Problem description: Return all lines where the word "this" can be found.
____ Data provided
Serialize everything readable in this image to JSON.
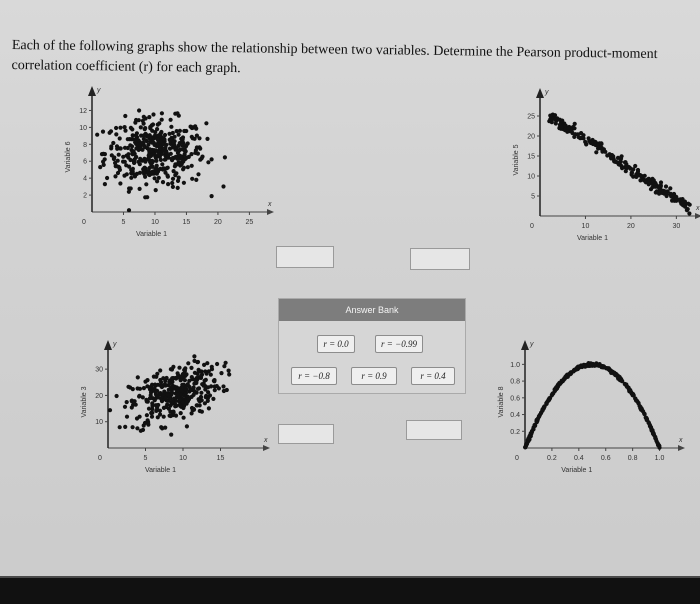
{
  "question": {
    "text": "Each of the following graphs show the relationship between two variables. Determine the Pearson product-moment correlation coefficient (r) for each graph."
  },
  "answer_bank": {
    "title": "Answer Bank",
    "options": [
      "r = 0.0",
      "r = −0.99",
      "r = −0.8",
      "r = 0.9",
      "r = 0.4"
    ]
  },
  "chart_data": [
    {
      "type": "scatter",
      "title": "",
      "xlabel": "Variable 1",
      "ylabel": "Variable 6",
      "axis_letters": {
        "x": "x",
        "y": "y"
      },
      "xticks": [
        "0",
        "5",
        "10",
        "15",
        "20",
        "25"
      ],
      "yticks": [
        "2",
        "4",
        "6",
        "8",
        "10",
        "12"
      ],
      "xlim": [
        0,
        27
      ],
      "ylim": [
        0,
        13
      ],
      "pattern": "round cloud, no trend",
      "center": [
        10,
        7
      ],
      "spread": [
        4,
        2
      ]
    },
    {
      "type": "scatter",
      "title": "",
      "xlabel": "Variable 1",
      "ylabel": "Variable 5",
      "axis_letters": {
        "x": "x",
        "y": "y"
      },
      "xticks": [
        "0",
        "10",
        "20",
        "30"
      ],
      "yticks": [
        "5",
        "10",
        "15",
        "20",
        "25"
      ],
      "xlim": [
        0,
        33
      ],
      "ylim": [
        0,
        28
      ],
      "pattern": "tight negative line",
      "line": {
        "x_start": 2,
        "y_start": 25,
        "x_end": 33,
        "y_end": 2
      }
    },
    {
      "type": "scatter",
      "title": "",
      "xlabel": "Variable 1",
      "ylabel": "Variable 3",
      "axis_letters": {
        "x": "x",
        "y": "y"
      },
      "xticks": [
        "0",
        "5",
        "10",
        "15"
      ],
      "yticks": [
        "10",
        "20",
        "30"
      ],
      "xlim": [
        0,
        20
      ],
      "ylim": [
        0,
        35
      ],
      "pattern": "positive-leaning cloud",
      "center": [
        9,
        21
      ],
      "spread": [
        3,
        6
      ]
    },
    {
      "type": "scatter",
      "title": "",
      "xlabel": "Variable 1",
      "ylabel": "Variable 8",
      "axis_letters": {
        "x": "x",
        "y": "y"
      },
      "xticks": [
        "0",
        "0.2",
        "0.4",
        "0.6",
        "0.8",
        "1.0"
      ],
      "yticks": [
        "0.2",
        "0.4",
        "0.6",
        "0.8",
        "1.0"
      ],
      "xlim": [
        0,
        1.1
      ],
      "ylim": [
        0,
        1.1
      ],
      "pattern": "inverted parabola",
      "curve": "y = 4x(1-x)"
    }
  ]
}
________
____ Data provided
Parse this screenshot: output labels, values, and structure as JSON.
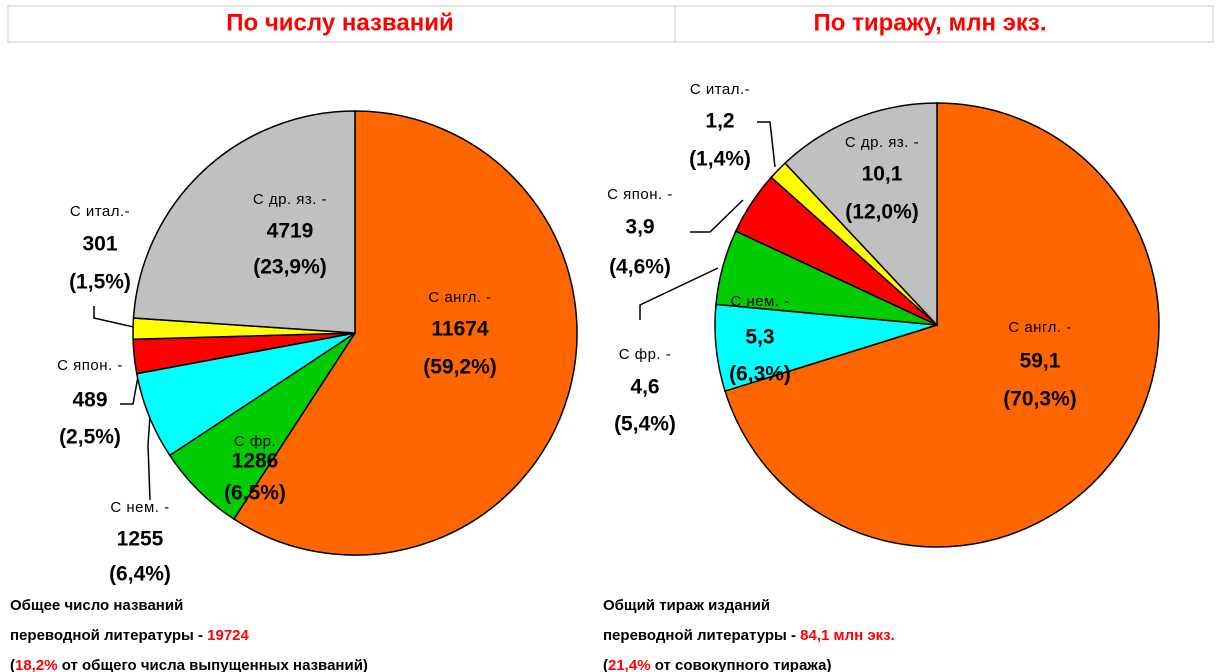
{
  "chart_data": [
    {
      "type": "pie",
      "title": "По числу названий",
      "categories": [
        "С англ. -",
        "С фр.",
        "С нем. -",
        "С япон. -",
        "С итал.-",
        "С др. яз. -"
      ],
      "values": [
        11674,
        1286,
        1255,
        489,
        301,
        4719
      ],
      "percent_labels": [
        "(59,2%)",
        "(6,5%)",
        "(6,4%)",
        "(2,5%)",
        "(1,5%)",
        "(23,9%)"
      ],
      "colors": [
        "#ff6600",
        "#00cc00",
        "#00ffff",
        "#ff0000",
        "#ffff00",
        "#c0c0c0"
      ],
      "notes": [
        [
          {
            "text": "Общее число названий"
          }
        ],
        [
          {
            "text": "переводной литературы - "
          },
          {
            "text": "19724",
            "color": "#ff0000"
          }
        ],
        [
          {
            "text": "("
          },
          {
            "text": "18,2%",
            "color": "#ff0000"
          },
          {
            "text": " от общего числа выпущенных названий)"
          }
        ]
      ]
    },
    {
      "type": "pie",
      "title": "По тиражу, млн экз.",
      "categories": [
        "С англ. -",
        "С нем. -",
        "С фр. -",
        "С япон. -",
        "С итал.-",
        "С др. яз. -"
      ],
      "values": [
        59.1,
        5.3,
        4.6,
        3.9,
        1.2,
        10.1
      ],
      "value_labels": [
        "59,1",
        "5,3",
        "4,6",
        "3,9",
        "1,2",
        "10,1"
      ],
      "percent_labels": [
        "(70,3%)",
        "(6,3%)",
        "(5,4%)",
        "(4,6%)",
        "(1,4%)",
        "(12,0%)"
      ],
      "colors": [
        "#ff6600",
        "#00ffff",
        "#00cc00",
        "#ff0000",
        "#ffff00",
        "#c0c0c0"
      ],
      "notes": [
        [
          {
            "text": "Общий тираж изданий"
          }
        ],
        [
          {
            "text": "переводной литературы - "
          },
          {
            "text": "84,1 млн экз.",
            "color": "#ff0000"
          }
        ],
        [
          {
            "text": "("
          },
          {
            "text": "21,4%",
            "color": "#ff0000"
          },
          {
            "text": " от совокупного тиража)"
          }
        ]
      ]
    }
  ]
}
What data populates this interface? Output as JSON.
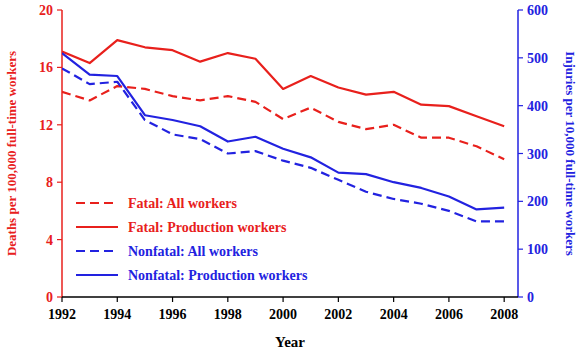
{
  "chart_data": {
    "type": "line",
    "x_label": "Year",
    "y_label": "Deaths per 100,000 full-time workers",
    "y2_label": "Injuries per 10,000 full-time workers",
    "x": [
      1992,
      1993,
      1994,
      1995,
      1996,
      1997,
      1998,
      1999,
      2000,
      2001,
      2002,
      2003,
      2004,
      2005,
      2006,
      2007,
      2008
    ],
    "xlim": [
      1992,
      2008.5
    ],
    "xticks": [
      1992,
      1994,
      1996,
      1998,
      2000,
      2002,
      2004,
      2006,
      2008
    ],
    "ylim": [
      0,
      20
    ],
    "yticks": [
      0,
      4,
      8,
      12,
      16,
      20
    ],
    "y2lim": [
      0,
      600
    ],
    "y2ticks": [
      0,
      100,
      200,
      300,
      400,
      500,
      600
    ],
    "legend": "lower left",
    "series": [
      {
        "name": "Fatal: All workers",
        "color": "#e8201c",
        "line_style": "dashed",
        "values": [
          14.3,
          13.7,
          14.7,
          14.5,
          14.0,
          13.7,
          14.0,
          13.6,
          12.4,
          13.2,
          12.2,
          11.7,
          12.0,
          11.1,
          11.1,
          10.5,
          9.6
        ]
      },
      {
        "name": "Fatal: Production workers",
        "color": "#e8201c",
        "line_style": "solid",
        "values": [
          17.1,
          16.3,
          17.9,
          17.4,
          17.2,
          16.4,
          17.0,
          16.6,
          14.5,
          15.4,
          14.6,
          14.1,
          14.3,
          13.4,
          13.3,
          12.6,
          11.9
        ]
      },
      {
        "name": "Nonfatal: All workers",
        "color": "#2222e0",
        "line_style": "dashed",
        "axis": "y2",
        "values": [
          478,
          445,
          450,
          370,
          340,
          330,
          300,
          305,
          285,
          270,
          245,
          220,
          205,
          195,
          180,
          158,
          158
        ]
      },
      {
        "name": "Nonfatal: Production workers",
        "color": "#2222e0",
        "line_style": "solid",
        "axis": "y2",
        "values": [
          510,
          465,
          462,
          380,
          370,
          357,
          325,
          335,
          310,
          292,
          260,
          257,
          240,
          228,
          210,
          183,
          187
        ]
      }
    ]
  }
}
________
____ Data provided
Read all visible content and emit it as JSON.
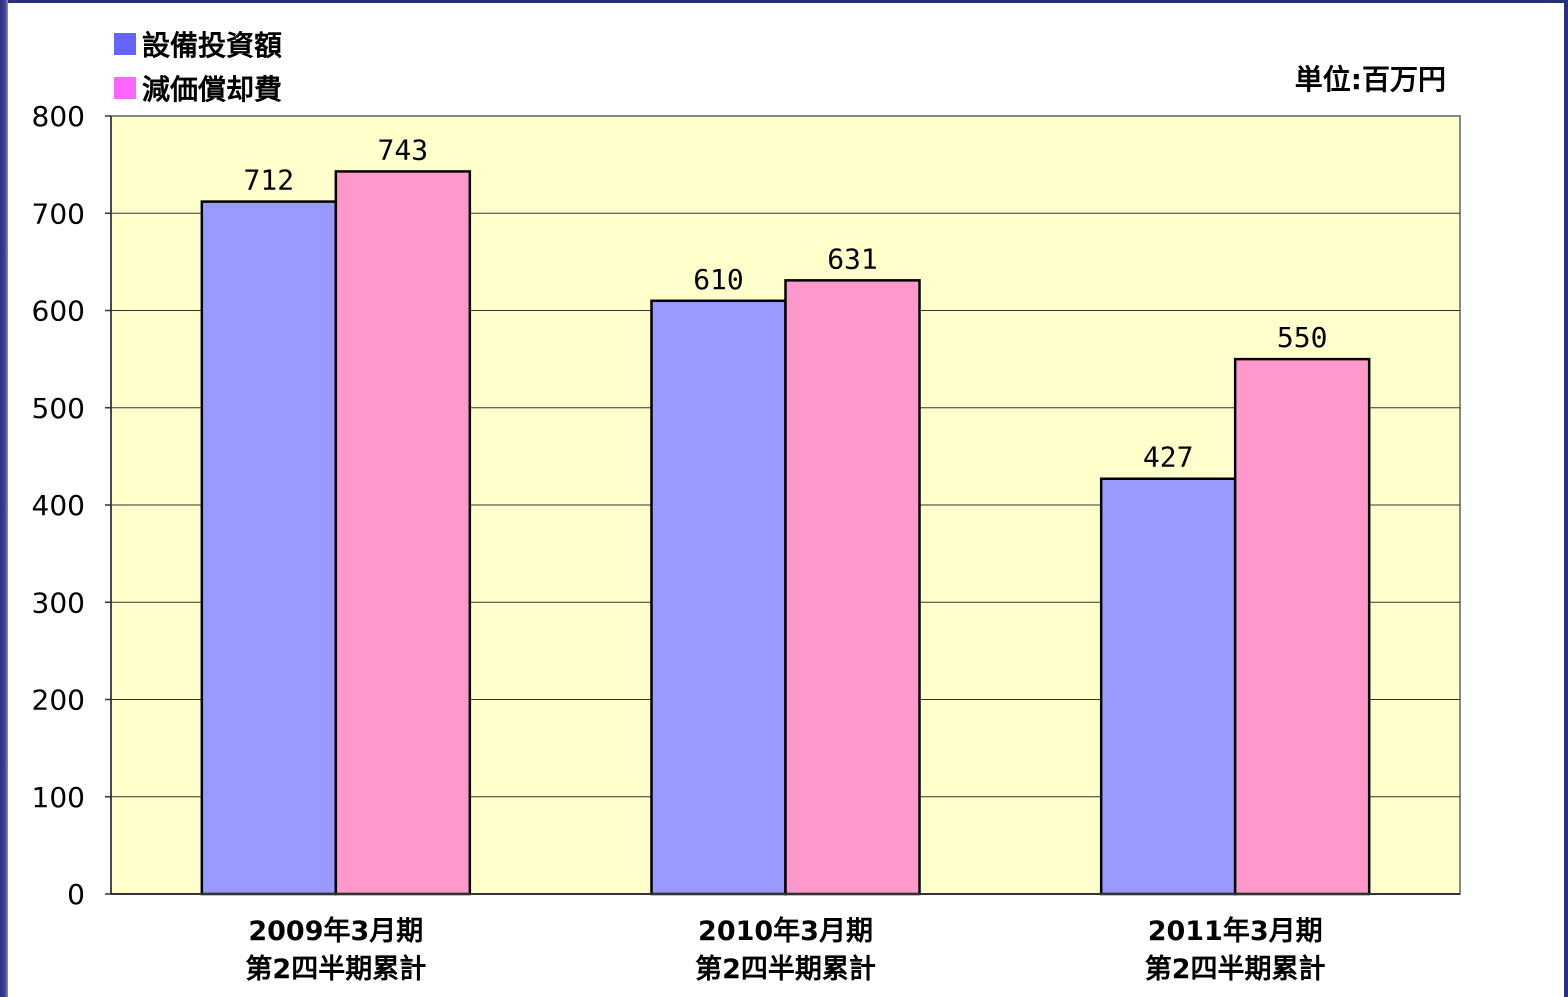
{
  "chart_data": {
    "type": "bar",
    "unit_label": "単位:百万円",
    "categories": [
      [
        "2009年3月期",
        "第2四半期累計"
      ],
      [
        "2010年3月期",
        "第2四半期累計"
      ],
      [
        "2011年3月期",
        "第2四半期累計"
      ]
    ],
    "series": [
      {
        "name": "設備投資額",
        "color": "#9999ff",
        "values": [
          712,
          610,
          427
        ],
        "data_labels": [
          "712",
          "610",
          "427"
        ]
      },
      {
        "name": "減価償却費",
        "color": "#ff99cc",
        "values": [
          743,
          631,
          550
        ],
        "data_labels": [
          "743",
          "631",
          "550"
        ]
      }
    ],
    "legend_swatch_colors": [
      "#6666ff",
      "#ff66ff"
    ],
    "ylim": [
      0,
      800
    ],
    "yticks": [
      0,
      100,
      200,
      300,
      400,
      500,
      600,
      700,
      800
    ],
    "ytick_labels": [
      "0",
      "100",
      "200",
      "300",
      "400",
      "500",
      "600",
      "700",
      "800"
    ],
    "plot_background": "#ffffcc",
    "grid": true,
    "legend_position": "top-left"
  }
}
________
Output below:
Serialize everything readable in this image to JSON.
Parse this screenshot: output labels, values, and structure as JSON.
What data populates this interface? Output as JSON.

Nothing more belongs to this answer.